◆ Prompt ◆
Look through the records below for lines containing the string "severe", and report how many there are, nothing else.

◆ The records ◆
────
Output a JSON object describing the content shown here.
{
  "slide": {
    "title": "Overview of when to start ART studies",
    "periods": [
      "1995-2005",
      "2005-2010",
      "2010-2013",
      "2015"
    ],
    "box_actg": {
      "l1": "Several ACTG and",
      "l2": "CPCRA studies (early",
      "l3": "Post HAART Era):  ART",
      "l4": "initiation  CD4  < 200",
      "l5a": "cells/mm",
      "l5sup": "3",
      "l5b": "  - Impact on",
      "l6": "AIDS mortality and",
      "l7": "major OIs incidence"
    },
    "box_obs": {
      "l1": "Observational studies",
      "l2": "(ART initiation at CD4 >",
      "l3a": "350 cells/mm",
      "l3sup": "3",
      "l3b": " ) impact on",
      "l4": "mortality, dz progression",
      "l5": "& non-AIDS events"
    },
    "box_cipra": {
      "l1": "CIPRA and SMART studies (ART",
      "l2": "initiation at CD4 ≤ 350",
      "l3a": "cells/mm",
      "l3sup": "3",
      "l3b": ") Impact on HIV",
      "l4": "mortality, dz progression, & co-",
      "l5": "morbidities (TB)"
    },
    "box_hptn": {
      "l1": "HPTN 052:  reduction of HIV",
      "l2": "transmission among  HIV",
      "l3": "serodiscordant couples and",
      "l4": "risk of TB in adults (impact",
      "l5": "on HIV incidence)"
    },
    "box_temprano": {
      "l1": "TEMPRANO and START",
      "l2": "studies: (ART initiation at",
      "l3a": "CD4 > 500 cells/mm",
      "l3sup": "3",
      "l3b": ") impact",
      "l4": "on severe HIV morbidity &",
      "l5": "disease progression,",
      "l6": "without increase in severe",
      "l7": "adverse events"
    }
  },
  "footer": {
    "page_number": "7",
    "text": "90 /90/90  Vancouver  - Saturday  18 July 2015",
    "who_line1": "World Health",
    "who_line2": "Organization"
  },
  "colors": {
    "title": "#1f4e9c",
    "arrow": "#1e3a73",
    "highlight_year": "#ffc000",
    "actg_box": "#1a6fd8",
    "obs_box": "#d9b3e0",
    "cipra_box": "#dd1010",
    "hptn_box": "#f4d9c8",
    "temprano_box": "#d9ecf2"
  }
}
────
◆ Exercise solution ◆
2